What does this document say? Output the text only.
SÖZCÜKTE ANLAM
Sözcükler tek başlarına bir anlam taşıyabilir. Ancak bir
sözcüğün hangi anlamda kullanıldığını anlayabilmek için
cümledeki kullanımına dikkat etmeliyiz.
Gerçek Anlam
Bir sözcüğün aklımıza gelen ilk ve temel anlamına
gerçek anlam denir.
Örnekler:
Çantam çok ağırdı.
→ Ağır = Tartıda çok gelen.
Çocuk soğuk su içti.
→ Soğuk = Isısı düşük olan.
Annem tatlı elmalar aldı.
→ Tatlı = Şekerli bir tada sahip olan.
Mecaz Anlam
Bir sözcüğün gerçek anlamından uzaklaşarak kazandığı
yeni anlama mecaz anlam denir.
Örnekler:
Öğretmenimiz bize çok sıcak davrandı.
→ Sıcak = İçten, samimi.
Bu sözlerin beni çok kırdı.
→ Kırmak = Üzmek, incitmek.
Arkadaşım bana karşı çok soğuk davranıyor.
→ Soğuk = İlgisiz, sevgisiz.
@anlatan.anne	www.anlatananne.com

══════════

**Work required:** Write out all the lines again, exactly as they are.

**Answer below:**
What does this document say? Output the text only.
SÖZCÜKTE ANLAM
Sözcükler tek başlarına bir anlam taşıyabilir. Ancak bir
sözcüğün hangi anlamda kullanıldığını anlayabilmek için
cümledeki kullanımına dikkat etmeliyiz.
Gerçek Anlam
Bir sözcüğün aklımıza gelen ilk ve temel anlamına
gerçek anlam denir.
Örnekler:
Çantam çok ağırdı.
→ Ağır = Tartıda çok gelen.
Çocuk soğuk su içti.
→ Soğuk = Isısı düşük olan.
Annem tatlı elmalar aldı.
→ Tatlı = Şekerli bir tada sahip olan.
Mecaz Anlam
Bir sözcüğün gerçek anlamından uzaklaşarak kazandığı
yeni anlama mecaz anlam denir.
Örnekler:
Öğretmenimiz bize çok sıcak davrandı.
→ Sıcak = İçten, samimi.
Bu sözlerin beni çok kırdı.
→ Kırmak = Üzmek, incitmek.
Arkadaşım bana karşı çok soğuk davranıyor.
→ Soğuk = İlgisiz, sevgisiz.
@anlatan.anne	www.anlatananne.com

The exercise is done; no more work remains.